Output every record word for word.

[Stored entries]
↓↓↓
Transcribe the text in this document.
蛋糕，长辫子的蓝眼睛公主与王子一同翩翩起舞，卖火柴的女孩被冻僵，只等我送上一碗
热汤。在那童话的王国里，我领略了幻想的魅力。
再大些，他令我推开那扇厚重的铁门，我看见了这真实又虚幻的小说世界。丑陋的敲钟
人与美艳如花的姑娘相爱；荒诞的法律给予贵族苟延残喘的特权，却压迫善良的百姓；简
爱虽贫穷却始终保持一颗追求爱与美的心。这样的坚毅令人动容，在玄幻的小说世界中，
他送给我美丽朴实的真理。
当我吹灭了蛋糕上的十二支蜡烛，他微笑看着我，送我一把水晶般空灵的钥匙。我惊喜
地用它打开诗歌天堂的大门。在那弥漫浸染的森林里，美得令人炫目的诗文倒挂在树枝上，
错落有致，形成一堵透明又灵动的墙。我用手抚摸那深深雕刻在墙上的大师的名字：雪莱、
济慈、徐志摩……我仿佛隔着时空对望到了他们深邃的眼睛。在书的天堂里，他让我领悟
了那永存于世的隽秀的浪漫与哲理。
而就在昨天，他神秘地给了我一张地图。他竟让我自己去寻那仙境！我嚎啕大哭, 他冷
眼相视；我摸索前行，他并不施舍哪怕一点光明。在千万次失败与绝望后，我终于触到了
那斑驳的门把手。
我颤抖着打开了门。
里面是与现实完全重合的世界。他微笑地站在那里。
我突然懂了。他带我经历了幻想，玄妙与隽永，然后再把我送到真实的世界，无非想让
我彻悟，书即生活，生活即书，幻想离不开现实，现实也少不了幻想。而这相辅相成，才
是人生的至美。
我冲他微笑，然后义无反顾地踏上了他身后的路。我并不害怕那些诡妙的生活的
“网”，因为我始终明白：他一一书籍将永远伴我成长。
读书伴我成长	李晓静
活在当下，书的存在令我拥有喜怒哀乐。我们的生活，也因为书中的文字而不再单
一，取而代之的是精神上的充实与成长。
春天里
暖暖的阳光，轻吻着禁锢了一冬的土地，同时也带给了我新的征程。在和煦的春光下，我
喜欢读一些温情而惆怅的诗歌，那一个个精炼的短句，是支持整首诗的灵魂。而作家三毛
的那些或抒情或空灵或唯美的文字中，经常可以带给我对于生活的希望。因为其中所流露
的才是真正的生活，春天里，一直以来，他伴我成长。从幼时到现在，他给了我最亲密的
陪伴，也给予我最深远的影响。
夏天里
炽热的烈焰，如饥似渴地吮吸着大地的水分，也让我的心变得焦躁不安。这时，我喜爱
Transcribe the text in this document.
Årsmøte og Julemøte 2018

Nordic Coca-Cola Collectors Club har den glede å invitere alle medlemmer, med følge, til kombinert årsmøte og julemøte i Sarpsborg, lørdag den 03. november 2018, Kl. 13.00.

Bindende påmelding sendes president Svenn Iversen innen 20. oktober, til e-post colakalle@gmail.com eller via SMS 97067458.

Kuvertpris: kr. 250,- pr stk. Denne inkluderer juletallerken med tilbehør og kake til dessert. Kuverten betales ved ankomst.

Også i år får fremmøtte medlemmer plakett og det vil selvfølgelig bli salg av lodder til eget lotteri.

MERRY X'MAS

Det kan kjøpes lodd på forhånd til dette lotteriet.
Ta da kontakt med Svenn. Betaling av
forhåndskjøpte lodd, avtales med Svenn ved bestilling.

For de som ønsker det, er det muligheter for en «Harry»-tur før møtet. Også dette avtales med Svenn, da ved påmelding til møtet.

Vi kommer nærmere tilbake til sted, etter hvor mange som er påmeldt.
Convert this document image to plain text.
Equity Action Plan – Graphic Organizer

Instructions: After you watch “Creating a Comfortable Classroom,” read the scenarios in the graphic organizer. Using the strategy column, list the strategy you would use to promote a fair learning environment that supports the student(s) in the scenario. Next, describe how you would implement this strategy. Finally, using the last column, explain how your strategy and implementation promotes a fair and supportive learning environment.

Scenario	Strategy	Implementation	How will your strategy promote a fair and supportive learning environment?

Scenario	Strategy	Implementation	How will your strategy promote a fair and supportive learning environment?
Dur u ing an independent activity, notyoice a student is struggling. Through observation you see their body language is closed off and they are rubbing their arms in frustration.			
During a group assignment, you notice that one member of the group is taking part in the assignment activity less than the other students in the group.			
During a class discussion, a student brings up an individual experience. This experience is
↑↑↑
● Task answer:
Transcribe the text in this document.
蛋糕，长辫子的蓝眼睛公主与王子一同翩翩起舞，卖火柴的女孩被冻僵，只等我送上一碗
热汤。在那童话的王国里，我领略了幻想的魅力。
再大些，他令我推开那扇厚重的铁门，我看见了这真实又虚幻的小说世界。丑陋的敲钟
人与美艳如花的姑娘相爱；荒诞的法律给予贵族苟延残喘的特权，却压迫善良的百姓；简
爱虽贫穷却始终保持一颗追求爱与美的心。这样的坚毅令人动容，在玄幻的小说世界中，
他送给我美丽朴实的真理。
当我吹灭了蛋糕上的十二支蜡烛，他微笑看着我，送我一把水晶般空灵的钥匙。我惊喜
地用它打开诗歌天堂的大门。在那弥漫浸染的森林里，美得令人炫目的诗文倒挂在树枝上，
错落有致，形成一堵透明又灵动的墙。我用手抚摸那深深雕刻在墙上的大师的名字：雪莱、
济慈、徐志摩……我仿佛隔着时空对望到了他们深邃的眼睛。在书的天堂里，他让我领悟
了那永存于世的隽秀的浪漫与哲理。
而就在昨天，他神秘地给了我一张地图。他竟让我自己去寻那仙境！我嚎啕大哭, 他冷
眼相视；我摸索前行，他并不施舍哪怕一点光明。在千万次失败与绝望后，我终于触到了
那斑驳的门把手。
我颤抖着打开了门。
里面是与现实完全重合的世界。他微笑地站在那里。
我突然懂了。他带我经历了幻想，玄妙与隽永，然后再把我送到真实的世界，无非想让
我彻悟，书即生活，生活即书，幻想离不开现实，现实也少不了幻想。而这相辅相成，才
是人生的至美。
我冲他微笑，然后义无反顾地踏上了他身后的路。我并不害怕那些诡妙的生活的
“网”，因为我始终明白：他一一书籍将永远伴我成长。
读书伴我成长	李晓静
活在当下，书的存在令我拥有喜怒哀乐。我们的生活，也因为书中的文字而不再单
一，取而代之的是精神上的充实与成长。
春天里
暖暖的阳光，轻吻着禁锢了一冬的土地，同时也带给了我新的征程。在和煦的春光下，我
喜欢读一些温情而惆怅的诗歌，那一个个精炼的短句，是支持整首诗的灵魂。而作家三毛
的那些或抒情或空灵或唯美的文字中，经常可以带给我对于生活的希望。因为其中所流露
的才是真正的生活，春天里，一直以来，他伴我成长。从幼时到现在，他给了我最亲密的
陪伴，也给予我最深远的影响。
夏天里
炽热的烈焰，如饥似渴地吮吸着大地的水分，也让我的心变得焦躁不安。这时，我喜爱
Transcribe the text in this document.
Årsmøte og Julemøte 2018

Nordic Coca-Cola Collectors Club har den glede å invitere alle medlemmer, med følge, til kombinert årsmøte og julemøte i Sarpsborg, lørdag den 03. november 2018, Kl. 13.00.

Bindende påmelding sendes president Svenn Iversen innen 20. oktober, til e-post colakalle@gmail.com eller via SMS 97067458.

Kuvertpris: kr. 250,- pr stk. Denne inkluderer juletallerken med tilbehør og kake til dessert. Kuverten betales ved ankomst.

Også i år får fremmøtte medlemmer plakett og det vil selvfølgelig bli salg av lodder til eget lotteri.

MERRY X'MAS

Det kan kjøpes lodd på forhånd til dette lotteriet.
Ta da kontakt med Svenn. Betaling av
forhåndskjøpte lodd, avtales med Svenn ved bestilling.

For de som ønsker det, er det muligheter for en «Harry»-tur før møtet. Også dette avtales med Svenn, da ved påmelding til møtet.

Vi kommer nærmere tilbake til sted, etter hvor mange som er påmeldt.
Convert this document image to plain text.
Equity Action Plan – Graphic Organizer

Instructions: After you watch “Creating a Comfortable Classroom,” read the scenarios in the graphic organizer. Using the strategy column, list the strategy you would use to promote a fair learning environment that supports the student(s) in the scenario. Next, describe how you would implement this strategy. Finally, using the last column, explain how your strategy and implementation promotes a fair and supportive learning environment.

Scenario	Strategy	Implementation	How will your strategy promote a fair and supportive learning environment?

Scenario	Strategy	Implementation	How will your strategy promote a fair and supportive learning environment?
Dur u ing an independent activity, notyoice a student is struggling. Through observation you see their body language is closed off and they are rubbing their arms in frustration.			
During a group assignment, you notice that one member of the group is taking part in the assignment activity less than the other students in the group.			
During a class discussion, a student brings up an individual experience. This experience is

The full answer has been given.